AIM: Copy each line that contains the word "docx".

Stored data entries:
+ + + + +

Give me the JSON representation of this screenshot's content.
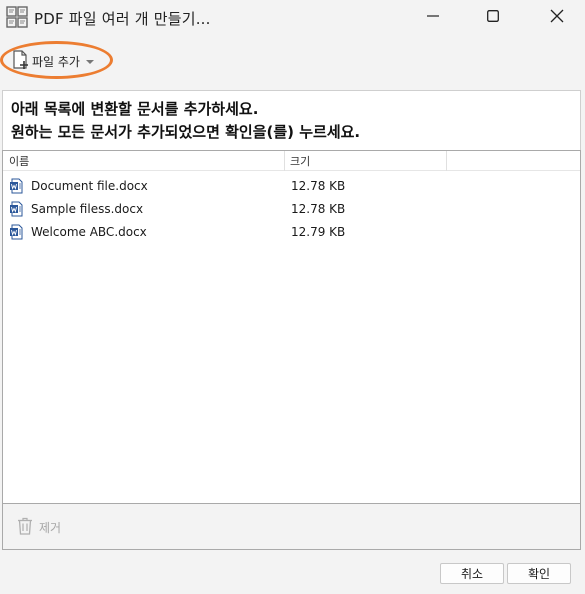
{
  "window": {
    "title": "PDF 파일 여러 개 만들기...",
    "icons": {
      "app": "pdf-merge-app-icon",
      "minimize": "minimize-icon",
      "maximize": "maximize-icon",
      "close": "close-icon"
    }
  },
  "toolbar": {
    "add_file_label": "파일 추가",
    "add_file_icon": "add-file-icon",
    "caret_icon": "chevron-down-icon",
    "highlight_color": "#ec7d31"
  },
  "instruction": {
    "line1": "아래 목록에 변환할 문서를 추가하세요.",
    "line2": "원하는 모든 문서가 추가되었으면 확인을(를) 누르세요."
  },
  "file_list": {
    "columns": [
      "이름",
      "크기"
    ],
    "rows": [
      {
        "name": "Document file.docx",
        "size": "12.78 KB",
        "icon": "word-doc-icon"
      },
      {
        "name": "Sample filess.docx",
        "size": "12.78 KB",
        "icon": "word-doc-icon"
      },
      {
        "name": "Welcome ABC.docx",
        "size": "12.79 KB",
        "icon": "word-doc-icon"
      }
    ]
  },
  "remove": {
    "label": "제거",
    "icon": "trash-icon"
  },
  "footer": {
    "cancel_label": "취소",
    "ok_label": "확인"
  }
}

+ + + + +

SOLUTION TO THE EXERCISE:
        "name": "Document file.docx",
        "name": "Sample filess.docx",
        "name": "Welcome ABC.docx",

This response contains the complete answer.